** start Input records **
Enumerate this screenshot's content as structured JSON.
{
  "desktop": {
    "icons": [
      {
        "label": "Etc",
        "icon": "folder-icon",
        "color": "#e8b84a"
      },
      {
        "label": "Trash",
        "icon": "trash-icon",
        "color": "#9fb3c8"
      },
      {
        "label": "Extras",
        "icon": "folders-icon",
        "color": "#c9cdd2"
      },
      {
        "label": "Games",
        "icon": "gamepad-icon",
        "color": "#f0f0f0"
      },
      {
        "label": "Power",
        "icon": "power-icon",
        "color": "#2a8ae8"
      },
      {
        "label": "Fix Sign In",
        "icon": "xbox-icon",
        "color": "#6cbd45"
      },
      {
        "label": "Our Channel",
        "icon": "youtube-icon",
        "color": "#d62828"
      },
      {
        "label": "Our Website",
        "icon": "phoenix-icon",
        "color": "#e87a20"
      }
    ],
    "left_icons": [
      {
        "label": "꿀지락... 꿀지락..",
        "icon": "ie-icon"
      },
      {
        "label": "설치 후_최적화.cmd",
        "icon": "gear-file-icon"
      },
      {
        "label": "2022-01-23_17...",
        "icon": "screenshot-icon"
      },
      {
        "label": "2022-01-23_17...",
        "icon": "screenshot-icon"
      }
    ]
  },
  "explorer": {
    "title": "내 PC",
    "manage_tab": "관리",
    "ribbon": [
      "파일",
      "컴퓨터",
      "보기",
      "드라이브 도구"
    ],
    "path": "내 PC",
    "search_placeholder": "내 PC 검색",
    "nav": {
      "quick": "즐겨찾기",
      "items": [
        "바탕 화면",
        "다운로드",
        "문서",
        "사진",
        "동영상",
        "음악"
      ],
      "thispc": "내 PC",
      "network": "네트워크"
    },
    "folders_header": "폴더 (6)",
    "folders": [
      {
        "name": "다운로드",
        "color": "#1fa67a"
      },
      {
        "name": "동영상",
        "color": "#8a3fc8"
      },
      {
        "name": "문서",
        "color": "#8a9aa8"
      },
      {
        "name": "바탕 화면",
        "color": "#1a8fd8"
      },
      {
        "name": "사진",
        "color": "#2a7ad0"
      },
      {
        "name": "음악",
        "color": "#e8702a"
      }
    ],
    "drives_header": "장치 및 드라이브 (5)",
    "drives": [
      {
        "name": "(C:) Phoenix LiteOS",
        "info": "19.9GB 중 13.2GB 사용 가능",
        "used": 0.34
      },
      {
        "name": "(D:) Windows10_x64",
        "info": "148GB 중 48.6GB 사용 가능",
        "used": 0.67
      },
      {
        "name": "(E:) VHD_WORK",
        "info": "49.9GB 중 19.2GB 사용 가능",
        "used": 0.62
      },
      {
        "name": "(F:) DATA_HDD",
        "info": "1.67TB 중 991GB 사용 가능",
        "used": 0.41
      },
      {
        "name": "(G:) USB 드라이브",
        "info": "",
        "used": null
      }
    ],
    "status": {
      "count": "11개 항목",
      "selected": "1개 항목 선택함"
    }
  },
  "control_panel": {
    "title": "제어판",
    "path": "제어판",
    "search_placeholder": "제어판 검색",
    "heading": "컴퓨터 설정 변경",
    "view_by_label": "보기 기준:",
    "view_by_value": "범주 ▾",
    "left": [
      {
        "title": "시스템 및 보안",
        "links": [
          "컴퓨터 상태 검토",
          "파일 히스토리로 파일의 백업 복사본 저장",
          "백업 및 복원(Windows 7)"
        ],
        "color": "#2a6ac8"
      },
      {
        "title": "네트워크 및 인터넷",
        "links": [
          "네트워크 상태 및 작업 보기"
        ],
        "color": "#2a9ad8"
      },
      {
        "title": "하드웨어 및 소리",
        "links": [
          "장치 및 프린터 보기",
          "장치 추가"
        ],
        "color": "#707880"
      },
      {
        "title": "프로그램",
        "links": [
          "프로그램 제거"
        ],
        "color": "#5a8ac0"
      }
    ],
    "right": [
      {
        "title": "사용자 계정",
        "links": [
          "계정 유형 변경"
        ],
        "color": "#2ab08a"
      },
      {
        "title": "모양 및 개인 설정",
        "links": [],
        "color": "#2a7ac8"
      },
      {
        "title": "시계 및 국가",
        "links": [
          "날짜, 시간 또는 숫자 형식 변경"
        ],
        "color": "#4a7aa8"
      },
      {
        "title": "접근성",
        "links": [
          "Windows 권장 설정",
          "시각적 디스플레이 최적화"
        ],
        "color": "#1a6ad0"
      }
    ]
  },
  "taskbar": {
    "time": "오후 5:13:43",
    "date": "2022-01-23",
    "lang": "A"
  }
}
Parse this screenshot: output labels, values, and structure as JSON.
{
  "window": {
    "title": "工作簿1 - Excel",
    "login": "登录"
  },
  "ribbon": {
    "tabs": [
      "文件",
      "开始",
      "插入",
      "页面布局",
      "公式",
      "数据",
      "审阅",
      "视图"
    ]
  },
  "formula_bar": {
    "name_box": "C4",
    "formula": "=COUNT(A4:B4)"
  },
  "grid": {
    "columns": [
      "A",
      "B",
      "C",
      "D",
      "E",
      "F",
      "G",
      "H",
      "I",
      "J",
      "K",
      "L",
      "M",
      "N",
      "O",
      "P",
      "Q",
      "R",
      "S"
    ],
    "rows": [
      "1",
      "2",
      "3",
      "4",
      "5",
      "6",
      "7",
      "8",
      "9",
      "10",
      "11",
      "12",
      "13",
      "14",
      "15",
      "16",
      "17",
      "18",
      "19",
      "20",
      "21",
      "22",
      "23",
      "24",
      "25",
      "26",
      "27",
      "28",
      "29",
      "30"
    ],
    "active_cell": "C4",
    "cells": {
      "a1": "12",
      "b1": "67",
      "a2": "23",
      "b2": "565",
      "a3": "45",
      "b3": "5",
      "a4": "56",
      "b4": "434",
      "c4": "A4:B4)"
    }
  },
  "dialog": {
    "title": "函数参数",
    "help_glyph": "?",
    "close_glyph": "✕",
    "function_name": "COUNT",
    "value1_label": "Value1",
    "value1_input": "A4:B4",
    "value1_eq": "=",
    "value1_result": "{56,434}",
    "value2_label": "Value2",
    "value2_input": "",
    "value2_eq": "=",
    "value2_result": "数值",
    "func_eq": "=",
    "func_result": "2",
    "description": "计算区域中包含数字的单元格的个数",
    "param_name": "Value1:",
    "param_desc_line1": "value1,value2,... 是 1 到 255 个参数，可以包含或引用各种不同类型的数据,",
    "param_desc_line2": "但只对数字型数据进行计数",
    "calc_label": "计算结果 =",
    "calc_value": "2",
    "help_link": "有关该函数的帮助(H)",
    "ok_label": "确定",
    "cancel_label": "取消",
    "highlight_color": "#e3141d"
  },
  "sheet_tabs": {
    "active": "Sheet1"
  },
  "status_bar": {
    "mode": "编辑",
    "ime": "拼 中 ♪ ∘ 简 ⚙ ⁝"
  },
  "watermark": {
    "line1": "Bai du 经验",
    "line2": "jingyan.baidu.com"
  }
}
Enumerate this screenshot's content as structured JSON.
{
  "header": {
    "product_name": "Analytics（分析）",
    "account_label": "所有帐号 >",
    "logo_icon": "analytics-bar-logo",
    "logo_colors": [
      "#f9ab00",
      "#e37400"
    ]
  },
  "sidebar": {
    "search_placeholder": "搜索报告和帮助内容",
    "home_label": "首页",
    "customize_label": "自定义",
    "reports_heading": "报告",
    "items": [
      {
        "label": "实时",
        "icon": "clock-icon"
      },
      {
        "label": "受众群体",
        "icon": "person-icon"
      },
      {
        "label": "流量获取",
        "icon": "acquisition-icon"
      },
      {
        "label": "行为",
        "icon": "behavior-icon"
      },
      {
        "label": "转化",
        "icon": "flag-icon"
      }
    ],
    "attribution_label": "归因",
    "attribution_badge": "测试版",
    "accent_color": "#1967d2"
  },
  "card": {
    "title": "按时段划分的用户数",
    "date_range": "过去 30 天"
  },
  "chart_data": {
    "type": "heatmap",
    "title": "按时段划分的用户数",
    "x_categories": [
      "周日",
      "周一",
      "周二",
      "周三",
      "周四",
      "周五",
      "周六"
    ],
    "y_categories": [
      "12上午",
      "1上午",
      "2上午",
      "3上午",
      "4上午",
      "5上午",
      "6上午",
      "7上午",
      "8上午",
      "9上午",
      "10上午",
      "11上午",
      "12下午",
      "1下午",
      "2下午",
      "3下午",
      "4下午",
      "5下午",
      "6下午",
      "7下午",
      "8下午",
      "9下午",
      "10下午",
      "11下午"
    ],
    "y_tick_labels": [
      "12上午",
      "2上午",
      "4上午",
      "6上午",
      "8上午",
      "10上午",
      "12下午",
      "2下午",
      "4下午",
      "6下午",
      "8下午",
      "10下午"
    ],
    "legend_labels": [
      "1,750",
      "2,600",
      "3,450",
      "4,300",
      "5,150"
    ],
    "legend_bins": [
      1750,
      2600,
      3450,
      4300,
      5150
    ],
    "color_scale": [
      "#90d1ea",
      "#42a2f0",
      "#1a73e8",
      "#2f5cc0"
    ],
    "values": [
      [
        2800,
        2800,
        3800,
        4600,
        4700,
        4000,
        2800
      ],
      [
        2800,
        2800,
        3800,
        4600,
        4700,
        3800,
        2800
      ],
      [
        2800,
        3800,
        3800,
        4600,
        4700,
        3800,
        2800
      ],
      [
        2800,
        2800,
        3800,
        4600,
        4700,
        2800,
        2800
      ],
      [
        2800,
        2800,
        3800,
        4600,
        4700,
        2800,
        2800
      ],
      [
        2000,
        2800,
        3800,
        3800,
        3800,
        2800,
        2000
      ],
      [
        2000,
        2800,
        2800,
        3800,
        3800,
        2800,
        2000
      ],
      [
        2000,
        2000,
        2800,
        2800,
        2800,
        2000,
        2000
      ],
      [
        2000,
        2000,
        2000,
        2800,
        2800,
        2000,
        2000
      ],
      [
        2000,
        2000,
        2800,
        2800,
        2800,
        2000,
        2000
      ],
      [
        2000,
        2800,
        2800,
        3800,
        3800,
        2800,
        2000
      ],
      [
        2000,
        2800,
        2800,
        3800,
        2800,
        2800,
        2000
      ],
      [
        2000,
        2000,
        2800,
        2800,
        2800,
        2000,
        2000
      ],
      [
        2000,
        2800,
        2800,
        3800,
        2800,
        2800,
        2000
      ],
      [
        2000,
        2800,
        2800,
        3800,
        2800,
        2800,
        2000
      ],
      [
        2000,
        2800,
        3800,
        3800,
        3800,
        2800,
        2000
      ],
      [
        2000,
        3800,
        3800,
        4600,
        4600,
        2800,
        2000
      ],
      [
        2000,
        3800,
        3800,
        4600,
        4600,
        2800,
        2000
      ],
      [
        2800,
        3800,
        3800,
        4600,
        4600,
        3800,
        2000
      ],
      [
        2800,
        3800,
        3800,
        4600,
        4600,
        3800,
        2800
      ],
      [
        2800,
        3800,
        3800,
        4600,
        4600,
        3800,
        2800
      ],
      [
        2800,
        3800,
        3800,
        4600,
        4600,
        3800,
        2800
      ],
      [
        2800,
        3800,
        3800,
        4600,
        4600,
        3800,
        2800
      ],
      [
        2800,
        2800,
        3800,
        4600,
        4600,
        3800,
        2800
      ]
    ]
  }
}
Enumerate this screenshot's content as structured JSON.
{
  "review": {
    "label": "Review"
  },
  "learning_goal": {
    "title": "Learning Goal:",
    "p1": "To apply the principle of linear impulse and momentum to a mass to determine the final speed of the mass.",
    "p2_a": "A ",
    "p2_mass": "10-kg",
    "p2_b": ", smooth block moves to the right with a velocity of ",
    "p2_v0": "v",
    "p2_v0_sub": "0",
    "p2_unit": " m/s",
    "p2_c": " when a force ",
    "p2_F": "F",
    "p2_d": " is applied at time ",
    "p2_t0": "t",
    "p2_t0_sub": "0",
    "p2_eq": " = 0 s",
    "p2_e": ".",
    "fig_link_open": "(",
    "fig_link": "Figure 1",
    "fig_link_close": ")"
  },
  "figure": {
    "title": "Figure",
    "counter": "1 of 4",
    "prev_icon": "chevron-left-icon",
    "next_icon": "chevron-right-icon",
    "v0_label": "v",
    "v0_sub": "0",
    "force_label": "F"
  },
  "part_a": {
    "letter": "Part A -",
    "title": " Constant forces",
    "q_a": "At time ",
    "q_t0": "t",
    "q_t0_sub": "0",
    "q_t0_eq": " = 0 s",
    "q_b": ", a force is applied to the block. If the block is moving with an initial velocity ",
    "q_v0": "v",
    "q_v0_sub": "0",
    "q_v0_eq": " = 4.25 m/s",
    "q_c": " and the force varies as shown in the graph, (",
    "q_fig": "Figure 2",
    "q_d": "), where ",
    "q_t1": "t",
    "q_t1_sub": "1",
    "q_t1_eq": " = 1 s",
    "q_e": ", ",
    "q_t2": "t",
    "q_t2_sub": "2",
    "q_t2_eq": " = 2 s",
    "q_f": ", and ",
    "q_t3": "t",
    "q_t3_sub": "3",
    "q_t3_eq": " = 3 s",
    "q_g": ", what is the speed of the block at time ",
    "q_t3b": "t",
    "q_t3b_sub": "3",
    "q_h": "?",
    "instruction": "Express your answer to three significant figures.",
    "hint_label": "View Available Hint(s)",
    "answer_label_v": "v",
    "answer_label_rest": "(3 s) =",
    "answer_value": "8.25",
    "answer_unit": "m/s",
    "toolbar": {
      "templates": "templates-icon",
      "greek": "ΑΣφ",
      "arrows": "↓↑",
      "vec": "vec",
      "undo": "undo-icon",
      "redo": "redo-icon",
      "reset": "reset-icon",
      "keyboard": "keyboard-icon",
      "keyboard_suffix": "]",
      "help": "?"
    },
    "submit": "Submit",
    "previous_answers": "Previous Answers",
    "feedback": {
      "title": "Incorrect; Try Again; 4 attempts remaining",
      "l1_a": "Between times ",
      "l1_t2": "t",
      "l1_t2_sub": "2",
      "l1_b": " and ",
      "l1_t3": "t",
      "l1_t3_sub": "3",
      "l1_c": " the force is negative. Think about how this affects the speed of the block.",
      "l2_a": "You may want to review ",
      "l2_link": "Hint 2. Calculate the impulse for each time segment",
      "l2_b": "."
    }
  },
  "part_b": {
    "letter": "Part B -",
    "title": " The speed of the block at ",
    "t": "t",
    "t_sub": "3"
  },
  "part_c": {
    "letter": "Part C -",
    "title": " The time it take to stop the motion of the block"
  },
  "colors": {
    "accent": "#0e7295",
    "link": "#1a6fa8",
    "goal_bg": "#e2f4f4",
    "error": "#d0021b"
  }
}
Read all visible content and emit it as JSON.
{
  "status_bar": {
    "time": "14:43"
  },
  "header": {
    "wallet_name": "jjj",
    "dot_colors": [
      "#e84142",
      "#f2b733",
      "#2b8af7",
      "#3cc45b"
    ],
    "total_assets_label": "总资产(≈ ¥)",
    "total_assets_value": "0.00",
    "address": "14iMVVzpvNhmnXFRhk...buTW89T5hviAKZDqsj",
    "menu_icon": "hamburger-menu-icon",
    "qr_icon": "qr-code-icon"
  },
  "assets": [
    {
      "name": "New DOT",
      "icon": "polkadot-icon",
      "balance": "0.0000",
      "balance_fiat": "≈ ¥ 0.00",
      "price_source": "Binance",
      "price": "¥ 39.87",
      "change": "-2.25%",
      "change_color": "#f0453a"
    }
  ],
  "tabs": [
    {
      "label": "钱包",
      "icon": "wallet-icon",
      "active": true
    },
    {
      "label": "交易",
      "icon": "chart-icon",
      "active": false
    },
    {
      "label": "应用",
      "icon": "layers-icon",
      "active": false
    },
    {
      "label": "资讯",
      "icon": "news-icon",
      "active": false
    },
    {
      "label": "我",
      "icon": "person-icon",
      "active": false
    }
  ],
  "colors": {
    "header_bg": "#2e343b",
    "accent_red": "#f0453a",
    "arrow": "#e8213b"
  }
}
** end Input records **
What is being asked = Look through the lines above and collect those with the word "드라이브".

Result of this task =
      "드라이브 도구"
    "drives_header": "장치 및 드라이브 (5)",
        "name": "(G:) USB 드라이브",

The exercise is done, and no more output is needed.